▸ **PASSAGE**:
_ _ _ _

My Facebook feed is full of videos of police acting badly. The news is full of stories of police brutality, aggression, militarization, racial bias. Our prisons are full of people with mental illness, addiction, poverty and the worst pox in America- being black.

The system is broken, expensive, and fundamentally flawed. In Ohio, you don’t even need a high school diploma to be a cop, and it’s good to see that you don’t need one in journalism either- almost all news sources directly quoted Ohio Attorney General Mike Dewine saying that Ohio is one of three states that don’t require this- but none found out what the other two are.

Police officer training in Ohio is loosely regulated and mostly insufficient, but Ohio is just a microcosm of the state of police training in the United States. It’s debatable if we have any semblance of an idea of how to go about training police, and I’m going to blame 40 years of progressively more violent portrayals of police in film and television as a starting point for our failure.

We’ve gone from Andy Griffith as Sheriff Taylor to Michael Chiklis as dirty cop Vic Mackey in The Shield. Sgt. Joe Friday barely pulled his gun in Dragnet, but Deputy Marshall Raylan Givens in Justified, shot at least 18 people and still had a job. The TV show SWAT, was the beginning of cops thinking they could be soldiers and criminals got the idea that machine guns were status symbols for gangsters with Scarface. Not that it hadn’t been done before; during prohibition where every bad guy had a Tommy gun in our portrayal of Al Capone and John Dillinger.

In reality, the best cops I know are more social worker than bully, and could probably qualify for a master’s in counseling better than their target shooting skills. The sad thing is, the violence they have to deal with is mostly borne out of  other issues that our society refuses to address: drug abuse and mental illness, chronic poverty, inequity. Just changing the training isn’t enough- we have to change the whole concept of what a “free society” really is supposed to look like.

More surveillance isn’t the answer

Right now, the leading solution to police brutality issues is bodycams- a very expensive and misleading approach. Take a look at your cellphone camera- and think of how many unindexed, untagged, unorganized photos and videos you have. Now, think about storing video of you at work, every day, for at least 30 days- for you- and all of your coworkers- all to be made available on demand?

And personal video is only an after-the-fact solution- no matter what studies say about people behaving better when they know they are being observed. Need proof- watch this video showing what happens when a black man with corn rows openly carries an AR-15

There is a video on Facebook which takes this video and juxtaposes it with this video  of a white guy doing the same things- without the same result- but making it seem like it’s the same people organizing it (it’s not)

Needless to say, being on candid camera isn’t the answer.

More guns aren’t the answer either.

There has been a mad rush for “self protection” in this country, which is sad. In most civilized nations people don’t think they need a gun to be safe. Statistics clearly show this, but, thanks to our founding fathers (who can’t possibly have made a mistake) we’re convinced that having a deadly weapon is almost a god-given right.

In many countries the police don’t even have guns. Go look at your average beat cop today- a gun, a taser, a bulletproof vest, a shotgun or AR-15 in his trunk or mounted next to him inside the cruiser.

_ _ _ _

▸ **LISTED ENTRIES**:
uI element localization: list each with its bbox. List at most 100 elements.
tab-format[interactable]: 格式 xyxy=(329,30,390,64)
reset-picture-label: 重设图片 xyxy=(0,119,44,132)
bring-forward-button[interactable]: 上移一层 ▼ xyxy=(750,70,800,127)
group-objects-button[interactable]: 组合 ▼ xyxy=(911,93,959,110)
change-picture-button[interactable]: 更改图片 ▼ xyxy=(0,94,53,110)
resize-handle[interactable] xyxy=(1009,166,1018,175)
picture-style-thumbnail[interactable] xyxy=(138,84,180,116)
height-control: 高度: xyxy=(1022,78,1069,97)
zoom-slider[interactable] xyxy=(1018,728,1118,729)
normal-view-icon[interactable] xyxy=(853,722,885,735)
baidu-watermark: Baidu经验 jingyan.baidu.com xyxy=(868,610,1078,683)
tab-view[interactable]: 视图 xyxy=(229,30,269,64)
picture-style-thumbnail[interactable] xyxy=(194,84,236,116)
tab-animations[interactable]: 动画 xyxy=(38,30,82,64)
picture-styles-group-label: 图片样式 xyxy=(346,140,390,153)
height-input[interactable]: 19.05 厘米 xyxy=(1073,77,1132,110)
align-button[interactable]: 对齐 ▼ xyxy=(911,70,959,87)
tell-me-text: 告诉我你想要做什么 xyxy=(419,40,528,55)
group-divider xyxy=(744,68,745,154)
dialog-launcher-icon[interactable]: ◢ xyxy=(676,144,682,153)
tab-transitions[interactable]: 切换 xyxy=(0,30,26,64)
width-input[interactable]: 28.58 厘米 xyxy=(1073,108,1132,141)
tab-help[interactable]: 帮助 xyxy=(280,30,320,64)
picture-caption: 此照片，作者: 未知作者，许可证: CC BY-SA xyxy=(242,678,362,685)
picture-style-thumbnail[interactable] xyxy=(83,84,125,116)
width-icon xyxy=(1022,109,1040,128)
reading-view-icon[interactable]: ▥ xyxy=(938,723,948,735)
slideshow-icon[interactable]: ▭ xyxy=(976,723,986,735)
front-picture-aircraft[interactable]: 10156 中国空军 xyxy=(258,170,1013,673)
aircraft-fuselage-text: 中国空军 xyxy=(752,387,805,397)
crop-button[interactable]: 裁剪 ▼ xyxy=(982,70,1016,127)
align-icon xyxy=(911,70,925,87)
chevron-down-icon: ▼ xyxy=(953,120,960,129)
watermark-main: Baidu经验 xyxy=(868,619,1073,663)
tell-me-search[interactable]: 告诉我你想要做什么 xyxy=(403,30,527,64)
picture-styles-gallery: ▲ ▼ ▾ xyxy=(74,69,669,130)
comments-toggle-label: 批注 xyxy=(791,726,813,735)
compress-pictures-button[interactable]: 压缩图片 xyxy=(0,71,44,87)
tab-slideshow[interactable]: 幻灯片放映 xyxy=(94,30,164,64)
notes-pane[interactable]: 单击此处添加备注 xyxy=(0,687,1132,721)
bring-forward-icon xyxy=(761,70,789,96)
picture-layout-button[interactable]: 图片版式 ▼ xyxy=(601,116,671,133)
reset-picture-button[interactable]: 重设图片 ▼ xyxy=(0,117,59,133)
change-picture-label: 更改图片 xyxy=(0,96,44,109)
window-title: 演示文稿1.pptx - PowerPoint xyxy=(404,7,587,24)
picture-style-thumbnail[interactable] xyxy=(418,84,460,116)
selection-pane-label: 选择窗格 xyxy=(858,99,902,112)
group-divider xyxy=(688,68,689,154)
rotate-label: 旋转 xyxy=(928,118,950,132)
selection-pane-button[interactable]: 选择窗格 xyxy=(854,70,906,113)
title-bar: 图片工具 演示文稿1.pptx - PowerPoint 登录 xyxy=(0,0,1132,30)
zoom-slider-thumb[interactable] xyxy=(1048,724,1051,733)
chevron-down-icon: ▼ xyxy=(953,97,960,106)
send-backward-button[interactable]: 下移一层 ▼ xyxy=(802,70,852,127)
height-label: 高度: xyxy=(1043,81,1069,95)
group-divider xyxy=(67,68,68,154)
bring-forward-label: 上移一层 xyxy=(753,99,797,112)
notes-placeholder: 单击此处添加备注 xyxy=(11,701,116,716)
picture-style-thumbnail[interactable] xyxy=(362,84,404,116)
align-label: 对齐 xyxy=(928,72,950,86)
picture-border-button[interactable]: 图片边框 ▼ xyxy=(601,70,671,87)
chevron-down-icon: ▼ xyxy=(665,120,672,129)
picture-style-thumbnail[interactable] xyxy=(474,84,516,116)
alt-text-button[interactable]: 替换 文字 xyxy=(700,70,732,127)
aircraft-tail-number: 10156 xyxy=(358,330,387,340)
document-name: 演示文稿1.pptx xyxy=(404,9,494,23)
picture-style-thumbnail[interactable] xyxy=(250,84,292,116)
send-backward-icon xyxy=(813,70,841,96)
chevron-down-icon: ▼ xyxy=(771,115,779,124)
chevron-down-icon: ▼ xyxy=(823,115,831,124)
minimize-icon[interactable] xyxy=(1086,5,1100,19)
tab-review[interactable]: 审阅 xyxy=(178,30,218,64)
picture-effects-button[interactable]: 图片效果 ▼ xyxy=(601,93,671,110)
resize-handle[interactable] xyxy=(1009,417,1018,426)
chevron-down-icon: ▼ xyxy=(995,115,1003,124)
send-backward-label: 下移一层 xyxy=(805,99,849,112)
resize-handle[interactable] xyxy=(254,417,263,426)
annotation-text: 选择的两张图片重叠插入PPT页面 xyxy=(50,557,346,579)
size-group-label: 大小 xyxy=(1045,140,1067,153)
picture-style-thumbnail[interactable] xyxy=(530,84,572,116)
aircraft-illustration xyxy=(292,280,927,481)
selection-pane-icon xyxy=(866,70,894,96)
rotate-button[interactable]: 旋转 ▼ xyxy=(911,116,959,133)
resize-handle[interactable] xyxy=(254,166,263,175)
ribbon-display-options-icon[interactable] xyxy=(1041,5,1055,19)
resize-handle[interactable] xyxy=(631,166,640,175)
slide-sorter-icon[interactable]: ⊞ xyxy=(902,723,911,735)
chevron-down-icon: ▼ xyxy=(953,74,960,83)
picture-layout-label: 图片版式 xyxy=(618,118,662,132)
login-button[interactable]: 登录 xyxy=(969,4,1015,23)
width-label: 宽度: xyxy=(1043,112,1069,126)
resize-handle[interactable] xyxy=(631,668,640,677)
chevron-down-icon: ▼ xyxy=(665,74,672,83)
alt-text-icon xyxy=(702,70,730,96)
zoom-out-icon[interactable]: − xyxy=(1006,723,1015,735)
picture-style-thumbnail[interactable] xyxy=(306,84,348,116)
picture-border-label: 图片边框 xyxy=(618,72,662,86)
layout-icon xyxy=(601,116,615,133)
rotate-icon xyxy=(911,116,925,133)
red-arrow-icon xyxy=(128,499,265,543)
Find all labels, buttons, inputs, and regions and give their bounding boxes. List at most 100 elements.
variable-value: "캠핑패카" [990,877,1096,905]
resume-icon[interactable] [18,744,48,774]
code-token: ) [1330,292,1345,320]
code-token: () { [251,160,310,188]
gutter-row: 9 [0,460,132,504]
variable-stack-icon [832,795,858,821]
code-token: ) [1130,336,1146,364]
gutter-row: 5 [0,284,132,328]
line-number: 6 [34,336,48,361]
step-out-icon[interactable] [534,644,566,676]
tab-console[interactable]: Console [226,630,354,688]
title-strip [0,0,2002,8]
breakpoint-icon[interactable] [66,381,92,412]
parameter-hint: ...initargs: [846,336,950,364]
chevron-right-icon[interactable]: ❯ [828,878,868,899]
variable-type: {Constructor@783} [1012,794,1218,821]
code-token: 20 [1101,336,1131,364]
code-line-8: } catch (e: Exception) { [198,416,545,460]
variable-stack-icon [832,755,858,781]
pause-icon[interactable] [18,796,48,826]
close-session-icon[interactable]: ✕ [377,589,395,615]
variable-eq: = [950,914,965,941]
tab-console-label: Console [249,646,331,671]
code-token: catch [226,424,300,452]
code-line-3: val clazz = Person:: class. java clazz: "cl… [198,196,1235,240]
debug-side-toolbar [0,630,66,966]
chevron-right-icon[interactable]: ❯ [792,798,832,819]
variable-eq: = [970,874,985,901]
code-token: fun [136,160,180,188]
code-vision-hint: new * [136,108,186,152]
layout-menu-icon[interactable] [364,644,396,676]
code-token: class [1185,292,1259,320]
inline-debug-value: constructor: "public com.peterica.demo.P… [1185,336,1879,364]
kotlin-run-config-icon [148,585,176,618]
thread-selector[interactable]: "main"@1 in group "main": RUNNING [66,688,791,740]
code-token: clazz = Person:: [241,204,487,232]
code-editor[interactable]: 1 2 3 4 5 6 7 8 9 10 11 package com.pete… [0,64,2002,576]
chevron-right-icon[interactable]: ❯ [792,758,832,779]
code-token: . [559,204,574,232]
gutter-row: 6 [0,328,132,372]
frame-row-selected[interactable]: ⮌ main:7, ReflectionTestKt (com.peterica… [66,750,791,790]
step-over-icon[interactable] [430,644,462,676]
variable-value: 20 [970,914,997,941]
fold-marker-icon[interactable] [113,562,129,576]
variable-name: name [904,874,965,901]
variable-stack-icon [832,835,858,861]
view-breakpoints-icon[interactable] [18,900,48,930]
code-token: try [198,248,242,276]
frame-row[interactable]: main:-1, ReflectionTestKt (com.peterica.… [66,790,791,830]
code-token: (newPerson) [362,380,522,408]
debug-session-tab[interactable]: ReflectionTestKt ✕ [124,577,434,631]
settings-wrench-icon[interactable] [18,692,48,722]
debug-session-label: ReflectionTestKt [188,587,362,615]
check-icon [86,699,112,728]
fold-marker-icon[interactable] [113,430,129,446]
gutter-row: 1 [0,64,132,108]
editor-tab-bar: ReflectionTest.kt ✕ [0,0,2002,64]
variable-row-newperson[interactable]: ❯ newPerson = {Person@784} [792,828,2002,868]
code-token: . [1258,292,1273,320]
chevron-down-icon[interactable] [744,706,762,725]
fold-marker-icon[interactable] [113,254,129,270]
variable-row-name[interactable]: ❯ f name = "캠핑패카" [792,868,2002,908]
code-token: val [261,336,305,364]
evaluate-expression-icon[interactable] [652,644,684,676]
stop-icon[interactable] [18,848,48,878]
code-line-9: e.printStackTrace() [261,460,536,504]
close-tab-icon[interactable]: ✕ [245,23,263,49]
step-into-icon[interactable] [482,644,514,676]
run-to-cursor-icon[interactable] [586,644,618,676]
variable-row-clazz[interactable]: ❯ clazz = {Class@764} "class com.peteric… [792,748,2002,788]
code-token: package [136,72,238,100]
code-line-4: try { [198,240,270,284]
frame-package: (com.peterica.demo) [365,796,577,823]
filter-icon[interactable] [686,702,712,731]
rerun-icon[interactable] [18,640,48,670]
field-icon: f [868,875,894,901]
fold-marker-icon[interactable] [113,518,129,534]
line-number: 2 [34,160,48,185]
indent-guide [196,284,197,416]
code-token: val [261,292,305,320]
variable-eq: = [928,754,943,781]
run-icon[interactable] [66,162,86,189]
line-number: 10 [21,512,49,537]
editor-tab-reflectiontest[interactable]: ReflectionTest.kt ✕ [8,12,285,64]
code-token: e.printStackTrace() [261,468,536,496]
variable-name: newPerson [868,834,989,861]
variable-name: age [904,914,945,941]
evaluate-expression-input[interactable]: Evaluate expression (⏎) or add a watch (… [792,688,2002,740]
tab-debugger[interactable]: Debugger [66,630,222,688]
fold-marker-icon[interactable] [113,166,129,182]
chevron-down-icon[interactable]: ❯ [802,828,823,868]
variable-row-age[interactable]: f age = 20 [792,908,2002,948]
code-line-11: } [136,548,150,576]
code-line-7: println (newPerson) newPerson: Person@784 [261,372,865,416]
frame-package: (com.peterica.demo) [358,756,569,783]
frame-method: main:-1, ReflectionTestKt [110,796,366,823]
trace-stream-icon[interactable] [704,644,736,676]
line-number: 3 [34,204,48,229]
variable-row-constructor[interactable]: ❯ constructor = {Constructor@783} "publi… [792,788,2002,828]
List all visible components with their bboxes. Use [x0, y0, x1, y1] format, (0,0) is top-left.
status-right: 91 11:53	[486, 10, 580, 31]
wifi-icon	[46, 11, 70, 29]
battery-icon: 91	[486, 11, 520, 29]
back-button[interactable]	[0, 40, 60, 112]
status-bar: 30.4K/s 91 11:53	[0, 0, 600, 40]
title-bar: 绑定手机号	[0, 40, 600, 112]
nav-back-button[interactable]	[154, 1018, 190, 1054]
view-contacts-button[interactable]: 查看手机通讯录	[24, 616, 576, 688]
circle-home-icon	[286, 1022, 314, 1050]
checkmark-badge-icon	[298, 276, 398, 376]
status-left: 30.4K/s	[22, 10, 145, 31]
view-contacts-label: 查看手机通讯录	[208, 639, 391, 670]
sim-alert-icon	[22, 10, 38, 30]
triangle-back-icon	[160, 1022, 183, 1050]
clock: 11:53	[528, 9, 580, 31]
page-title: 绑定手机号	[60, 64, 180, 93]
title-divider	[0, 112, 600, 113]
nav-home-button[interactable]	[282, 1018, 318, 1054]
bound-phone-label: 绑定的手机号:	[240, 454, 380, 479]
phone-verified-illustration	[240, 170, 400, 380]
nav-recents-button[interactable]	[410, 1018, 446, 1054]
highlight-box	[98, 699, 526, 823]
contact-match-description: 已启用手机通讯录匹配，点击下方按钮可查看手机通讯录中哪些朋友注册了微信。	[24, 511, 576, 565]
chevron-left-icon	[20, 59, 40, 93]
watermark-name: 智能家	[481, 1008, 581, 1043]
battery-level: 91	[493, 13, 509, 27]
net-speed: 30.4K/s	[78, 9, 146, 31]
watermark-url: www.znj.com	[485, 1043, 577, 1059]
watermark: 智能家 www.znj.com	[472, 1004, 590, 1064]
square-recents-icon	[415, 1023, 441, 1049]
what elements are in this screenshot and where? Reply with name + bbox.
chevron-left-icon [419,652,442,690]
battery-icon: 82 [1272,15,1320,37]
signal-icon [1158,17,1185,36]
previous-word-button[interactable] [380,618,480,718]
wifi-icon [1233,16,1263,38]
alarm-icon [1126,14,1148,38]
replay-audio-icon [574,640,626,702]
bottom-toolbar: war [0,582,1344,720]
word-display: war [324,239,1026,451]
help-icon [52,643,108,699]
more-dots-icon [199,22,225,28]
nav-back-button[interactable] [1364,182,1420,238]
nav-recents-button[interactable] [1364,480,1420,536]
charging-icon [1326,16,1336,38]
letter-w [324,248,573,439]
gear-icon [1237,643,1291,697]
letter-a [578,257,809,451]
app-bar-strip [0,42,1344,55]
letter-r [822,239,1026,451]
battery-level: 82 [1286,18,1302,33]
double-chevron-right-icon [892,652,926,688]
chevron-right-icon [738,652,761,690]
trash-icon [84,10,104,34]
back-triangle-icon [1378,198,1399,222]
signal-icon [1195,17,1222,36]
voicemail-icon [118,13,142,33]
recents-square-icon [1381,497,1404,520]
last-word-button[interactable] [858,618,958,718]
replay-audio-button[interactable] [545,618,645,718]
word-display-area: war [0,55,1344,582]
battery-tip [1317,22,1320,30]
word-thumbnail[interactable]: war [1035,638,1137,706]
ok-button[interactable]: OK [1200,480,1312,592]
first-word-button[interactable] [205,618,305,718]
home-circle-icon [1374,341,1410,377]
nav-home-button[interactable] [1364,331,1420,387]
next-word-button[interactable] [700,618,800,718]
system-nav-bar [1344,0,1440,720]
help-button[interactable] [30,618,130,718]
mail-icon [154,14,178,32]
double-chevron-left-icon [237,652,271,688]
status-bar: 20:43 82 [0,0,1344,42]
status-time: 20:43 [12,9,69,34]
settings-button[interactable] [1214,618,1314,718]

_ _ _ _

▸ **THE PROBLEM**: Extend the passage on police training and violence, beginning after its final sentence. The rows bear no relation to the passage on police training and violence.

▸ **OUTPUT**:
The poverty penalty

You have a right to a speedy trial, you have a right against unlawful detention, but, it seems this is more likely for wealthy white people than for poor black people. A recent opinion piece in the New York Times suggested abolishing bail.

This is a national problem. Across the United States, most of the people incarcerated in local jails have not been convicted of a crime but are awaiting trial. And most of those are waiting in jail not because of any specific risk they have been deemed to pose, but because they can’t pay their bail.

In other words, we are locking people up for being poor. This is unjust. We should abolish monetary bail outright.

Some will argue that bail is necessary to prevent flight before trial, but there is no good basis for that assumption. For one thing, people considered to pose an unacceptable risk of flight (or violence) are not granted bail in the first place. (Though the procedures for determining who poses a risk ought to be viewed with skepticism, especially since conceptions of risk are often shaped, tacitly or otherwise, by racist assumptions.)

Source: Too Many People in Jail? Abolish Bail – NYTimes.com [1]

Sometimes the really big ideas are the simplest.

But, back to police training. Arguments can be made for higher standards, longer training hours, more continuous education, but so much of what we’ve focused on for our police officers is based on reacting to worst case scenarios: terrorists, “active shooters” and tactical supremacy.

Maybe what we need to focus on is a totally different approach to police work, training, hiring, and perception.

The riots in Baltimore weren’t caused by a menace to society. Freddie Gray was a loser x-con with a knife clipped to his belt- who “fled” police. Walter Scott was pulled over for a tail light violation that was questionable, and shot in the back when he ran. Somewhere, we’ve made a dramatic mistake on who we’ve chosen to “serve and protect.”

I return to the changes in police as portrayed in the media. I don’t recall the national FOP protesting the violent portrayal of police officers. I have heard FOP officials defending cops repeatedly for using a gun before their mouths. I’m still haunted by the shooting of John Crawford in a nearby Walmart- while holding a bb gun and talking on the phone, and the shooting of the 12-year-old Tamir Rice on a playground by an overzealous cop.

There is a video that inspired this post- of four Swedish police officers on a NY City subway, subduing a fight [2]. Listen to their language, and watch how they treat their “perps”- this is a start:


If you’ve seen a really good cop doing his/her job, it looks and sounds more like this- than a gunshot ending all chances to discuss matters.

It’s time to set some national standards for police training, ethics, situational awareness and integrity, before we have more riots caused by police reacting badly. It’s time to reexamine our criminal justice system, which is putting record numbers of people behind bars who are more of a threat to themselves than to others. It’s time to invest in peace in America before we worry about peace in the Middle East.

You can’t take care of the world, while your own backyard is full of injustice.


the next morning- a very good NPR morning edition piece on changing police training: http://www.npr.org/2015/05/18/407619610/ways-to-avoid-community-violence-after-local-police-encounters [3]

Listen carefully to the part where they changed the images in the academy, stopped falling in silent at attention- instead greeting one another, and the focus on the constitution.

INSKEEP: Whether a city explodes in protest or not, may depend on decisions made years before an officer ever pulled his gun or a citizen started recording video. Sue Rahr believes something similar. She’s thinking about police training. She is in charge of the police academy in Washington state.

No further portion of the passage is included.